Instruction: Output the data as a Markdown table with columns Row and Text, one row per line, from the first line of the data through the line containing "y-tick-label: 14 — [26, 134, 46, 153]". Include both ends and skip any blank lines.
---------------
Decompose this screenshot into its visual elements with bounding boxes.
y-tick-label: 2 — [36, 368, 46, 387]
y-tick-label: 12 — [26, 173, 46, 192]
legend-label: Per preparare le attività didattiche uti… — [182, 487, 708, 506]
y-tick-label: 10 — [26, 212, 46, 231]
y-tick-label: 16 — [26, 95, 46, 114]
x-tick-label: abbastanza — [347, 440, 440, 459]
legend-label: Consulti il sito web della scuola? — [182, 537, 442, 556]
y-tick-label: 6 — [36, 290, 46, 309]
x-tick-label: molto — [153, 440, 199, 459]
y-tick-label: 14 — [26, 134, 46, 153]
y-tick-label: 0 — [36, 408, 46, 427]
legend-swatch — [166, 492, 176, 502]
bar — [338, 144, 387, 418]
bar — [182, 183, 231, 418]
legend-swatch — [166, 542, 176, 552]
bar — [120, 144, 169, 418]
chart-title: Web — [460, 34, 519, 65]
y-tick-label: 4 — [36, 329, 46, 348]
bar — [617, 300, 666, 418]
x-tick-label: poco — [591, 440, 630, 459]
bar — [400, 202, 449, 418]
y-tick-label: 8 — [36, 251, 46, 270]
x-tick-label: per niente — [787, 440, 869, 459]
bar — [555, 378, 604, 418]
---------------
Result:
| Row | Text |
|---|---|
| 1 | Decompose this screenshot into its visual elements with bounding boxes. |
| 2 | y-tick-label: 2 — [36, 368, 46, 387] |
| 3 | y-tick-label: 12 — [26, 173, 46, 192] |
| 4 | legend-label: Per preparare le attività didattiche uti… — [182, 487, 708, 506] |
| 5 | y-tick-label: 10 — [26, 212, 46, 231] |
| 6 | y-tick-label: 16 — [26, 95, 46, 114] |
| 7 | x-tick-label: abbastanza — [347, 440, 440, 459] |
| 8 | legend-label: Consulti il sito web della scuola? — [182, 537, 442, 556] |
| 9 | y-tick-label: 6 — [36, 290, 46, 309] |
| 10 | x-tick-label: molto — [153, 440, 199, 459] |
| 11 | y-tick-label: 14 — [26, 134, 46, 153] |